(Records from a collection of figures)
□ □ □ □ □ □ □
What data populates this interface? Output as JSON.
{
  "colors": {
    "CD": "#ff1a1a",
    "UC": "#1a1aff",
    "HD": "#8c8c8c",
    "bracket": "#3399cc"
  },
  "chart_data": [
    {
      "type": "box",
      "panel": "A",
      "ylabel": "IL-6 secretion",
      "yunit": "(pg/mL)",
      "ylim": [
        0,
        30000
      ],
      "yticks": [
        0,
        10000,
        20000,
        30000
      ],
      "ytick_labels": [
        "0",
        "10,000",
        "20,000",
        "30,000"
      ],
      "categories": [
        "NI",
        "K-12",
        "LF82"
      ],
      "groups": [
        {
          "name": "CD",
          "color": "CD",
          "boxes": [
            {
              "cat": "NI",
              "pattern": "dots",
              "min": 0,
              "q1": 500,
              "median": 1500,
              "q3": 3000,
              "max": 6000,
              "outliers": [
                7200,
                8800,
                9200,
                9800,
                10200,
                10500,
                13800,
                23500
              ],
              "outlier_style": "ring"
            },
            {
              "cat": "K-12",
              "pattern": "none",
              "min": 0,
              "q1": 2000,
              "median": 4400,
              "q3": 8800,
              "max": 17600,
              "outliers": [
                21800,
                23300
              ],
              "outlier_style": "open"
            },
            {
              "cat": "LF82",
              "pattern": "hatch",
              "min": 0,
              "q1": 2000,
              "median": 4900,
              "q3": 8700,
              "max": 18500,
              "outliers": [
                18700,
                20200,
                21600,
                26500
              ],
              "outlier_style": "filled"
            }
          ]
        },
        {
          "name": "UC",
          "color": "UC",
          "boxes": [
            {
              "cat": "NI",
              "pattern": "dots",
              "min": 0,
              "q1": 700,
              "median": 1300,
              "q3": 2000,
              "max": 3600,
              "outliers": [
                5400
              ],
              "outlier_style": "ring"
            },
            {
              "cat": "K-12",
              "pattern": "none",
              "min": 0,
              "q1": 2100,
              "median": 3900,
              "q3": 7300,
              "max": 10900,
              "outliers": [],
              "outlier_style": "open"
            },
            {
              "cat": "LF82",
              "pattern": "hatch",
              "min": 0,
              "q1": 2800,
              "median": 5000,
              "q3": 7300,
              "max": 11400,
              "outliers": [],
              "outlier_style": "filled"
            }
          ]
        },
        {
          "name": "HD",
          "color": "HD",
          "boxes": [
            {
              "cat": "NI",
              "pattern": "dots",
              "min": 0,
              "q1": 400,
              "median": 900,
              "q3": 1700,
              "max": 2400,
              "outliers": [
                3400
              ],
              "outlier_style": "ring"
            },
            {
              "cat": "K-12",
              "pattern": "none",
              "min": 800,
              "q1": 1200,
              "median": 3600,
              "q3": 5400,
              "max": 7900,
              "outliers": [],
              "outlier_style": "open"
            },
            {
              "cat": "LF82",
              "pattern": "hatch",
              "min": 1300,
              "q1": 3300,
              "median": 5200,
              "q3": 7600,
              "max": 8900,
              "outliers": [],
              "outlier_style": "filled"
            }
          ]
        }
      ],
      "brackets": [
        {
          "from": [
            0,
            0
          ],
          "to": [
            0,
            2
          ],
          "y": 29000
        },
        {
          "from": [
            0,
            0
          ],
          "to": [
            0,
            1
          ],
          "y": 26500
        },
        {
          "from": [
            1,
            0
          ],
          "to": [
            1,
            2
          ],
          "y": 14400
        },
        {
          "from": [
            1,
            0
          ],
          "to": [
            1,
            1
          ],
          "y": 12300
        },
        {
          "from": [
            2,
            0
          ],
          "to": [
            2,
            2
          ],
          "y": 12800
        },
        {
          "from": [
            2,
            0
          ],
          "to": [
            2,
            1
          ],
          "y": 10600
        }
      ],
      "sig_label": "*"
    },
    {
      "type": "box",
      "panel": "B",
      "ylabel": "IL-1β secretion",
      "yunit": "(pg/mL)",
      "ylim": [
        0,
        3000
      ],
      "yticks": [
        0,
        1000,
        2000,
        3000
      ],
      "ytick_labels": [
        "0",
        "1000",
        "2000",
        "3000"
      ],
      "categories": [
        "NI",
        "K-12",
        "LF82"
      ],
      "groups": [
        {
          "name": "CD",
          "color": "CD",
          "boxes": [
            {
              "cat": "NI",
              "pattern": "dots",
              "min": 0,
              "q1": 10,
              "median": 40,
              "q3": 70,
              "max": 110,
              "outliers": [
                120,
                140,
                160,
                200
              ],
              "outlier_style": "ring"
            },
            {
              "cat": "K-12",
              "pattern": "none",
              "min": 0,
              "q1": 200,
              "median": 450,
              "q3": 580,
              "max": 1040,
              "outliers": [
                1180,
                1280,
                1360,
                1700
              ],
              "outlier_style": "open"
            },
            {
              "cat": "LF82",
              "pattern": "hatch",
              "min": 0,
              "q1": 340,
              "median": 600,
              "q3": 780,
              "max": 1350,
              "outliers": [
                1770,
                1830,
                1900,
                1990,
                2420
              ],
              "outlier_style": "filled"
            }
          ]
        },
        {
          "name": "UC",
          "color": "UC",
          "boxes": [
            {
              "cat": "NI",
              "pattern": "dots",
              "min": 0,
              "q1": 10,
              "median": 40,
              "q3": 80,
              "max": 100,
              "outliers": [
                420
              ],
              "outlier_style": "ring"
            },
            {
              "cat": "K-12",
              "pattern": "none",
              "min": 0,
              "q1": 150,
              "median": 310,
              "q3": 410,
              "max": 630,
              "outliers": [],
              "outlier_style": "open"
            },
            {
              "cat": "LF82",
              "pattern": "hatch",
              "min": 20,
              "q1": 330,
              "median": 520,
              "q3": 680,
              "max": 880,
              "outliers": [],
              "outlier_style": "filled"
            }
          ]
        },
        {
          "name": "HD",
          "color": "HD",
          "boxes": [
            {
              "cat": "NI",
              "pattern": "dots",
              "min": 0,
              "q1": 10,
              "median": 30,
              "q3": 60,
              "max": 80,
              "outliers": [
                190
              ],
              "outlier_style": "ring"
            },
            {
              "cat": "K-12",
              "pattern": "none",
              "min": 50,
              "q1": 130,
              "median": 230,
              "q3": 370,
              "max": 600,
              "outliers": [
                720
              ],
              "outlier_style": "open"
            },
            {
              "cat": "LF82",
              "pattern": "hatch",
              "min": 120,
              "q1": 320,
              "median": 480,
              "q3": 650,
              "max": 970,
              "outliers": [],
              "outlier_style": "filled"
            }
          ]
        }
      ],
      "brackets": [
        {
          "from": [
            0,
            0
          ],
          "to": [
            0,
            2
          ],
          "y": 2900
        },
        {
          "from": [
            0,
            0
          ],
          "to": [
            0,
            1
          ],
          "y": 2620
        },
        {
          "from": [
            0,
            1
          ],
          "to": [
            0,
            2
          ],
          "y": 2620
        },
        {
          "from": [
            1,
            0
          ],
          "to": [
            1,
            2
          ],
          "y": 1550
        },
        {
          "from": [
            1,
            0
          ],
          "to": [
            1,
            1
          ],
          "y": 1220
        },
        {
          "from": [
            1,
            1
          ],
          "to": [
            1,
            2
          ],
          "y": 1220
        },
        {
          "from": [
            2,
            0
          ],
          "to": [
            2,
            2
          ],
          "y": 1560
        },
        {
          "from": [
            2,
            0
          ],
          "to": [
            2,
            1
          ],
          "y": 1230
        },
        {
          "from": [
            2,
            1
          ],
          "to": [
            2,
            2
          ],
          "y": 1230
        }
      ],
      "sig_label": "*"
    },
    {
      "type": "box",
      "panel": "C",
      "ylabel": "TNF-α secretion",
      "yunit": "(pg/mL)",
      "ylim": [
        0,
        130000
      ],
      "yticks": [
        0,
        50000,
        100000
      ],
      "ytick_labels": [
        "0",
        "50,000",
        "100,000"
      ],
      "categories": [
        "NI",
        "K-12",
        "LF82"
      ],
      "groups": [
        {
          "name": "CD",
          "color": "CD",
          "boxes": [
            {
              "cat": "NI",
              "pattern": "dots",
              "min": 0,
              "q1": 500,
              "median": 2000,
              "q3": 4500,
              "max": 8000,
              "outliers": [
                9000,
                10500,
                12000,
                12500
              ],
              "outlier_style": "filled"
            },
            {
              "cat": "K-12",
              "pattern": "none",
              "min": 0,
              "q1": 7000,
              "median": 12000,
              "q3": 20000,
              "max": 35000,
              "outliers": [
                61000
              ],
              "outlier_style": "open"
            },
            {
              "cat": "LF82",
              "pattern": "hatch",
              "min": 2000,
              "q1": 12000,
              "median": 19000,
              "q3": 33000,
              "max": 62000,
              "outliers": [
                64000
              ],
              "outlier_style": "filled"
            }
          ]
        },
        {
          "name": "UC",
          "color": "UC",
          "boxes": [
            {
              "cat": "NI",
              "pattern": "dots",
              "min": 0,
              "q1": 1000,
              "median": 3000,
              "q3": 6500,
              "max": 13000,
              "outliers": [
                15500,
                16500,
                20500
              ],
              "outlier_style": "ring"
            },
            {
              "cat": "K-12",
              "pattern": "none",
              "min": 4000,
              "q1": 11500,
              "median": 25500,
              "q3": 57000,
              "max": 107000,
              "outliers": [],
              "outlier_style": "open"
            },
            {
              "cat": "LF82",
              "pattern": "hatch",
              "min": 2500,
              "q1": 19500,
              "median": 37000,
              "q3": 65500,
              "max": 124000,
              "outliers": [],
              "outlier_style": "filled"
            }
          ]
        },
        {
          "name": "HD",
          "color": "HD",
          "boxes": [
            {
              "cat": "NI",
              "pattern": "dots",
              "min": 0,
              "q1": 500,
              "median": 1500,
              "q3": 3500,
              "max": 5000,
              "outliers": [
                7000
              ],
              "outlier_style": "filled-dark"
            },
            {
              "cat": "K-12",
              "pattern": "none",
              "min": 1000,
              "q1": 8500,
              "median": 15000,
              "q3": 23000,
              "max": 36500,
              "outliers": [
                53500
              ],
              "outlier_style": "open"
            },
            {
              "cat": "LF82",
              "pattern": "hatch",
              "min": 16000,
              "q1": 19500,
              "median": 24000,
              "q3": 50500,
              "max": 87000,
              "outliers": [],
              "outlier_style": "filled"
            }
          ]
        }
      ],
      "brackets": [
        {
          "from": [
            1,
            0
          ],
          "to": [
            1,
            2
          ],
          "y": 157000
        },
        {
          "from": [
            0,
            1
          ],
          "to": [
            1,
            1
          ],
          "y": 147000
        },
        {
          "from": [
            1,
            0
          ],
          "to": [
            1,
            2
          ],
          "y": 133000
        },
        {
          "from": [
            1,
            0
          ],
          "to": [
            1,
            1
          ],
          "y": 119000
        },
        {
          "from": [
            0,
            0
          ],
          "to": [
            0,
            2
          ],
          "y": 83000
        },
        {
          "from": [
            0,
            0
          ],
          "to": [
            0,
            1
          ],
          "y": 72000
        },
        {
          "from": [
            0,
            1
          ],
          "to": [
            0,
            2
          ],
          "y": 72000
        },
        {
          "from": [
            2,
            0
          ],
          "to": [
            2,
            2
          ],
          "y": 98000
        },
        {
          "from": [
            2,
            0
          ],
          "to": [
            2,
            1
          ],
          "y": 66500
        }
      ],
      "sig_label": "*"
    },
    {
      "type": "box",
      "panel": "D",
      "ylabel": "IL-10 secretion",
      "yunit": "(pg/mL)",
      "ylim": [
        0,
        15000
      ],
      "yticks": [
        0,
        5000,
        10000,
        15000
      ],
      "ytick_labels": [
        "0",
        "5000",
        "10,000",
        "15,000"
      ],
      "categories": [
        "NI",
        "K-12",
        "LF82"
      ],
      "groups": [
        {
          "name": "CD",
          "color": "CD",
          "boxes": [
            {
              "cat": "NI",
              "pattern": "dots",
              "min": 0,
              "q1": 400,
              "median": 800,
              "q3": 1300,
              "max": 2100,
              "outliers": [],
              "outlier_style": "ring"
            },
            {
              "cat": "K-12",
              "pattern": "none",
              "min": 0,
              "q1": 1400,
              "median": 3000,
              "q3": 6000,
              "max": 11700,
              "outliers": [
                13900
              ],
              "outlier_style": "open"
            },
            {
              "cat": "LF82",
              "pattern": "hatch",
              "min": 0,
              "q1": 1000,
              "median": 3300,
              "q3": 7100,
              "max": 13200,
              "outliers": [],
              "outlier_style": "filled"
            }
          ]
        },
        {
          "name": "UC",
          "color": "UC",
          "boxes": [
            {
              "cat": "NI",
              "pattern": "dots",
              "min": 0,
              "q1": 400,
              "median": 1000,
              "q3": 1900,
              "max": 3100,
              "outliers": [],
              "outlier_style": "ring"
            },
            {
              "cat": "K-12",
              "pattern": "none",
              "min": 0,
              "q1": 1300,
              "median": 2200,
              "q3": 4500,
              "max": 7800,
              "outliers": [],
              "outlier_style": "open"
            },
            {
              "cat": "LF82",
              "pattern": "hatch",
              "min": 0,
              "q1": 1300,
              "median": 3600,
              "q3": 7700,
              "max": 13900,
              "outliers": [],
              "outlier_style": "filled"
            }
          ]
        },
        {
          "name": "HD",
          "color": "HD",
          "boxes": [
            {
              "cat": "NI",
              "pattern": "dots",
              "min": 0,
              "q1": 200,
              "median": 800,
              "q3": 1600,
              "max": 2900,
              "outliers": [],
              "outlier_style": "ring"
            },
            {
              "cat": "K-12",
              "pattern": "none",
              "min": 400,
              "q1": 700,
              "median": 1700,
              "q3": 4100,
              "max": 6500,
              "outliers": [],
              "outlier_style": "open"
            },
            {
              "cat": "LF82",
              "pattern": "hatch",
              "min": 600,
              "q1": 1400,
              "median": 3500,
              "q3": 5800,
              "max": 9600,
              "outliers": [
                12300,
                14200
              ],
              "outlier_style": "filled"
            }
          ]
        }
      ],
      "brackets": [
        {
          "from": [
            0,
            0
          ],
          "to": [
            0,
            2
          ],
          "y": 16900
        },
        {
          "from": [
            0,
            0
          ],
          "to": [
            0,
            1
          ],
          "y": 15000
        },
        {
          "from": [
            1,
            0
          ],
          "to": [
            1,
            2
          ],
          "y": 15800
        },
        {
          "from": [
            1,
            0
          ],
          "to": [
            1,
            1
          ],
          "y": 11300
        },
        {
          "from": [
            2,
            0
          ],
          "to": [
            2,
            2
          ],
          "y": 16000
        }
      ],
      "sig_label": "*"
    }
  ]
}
□ □ □ □ □ □ □
[Task requirements]
Every line that holds the word "ylabel" should be extracted.

[Exercise solution]
      "ylabel": "IL-6 secretion",
      "ylabel": "IL-1β secretion",
      "ylabel": "TNF-α secretion",
      "ylabel": "IL-10 secretion",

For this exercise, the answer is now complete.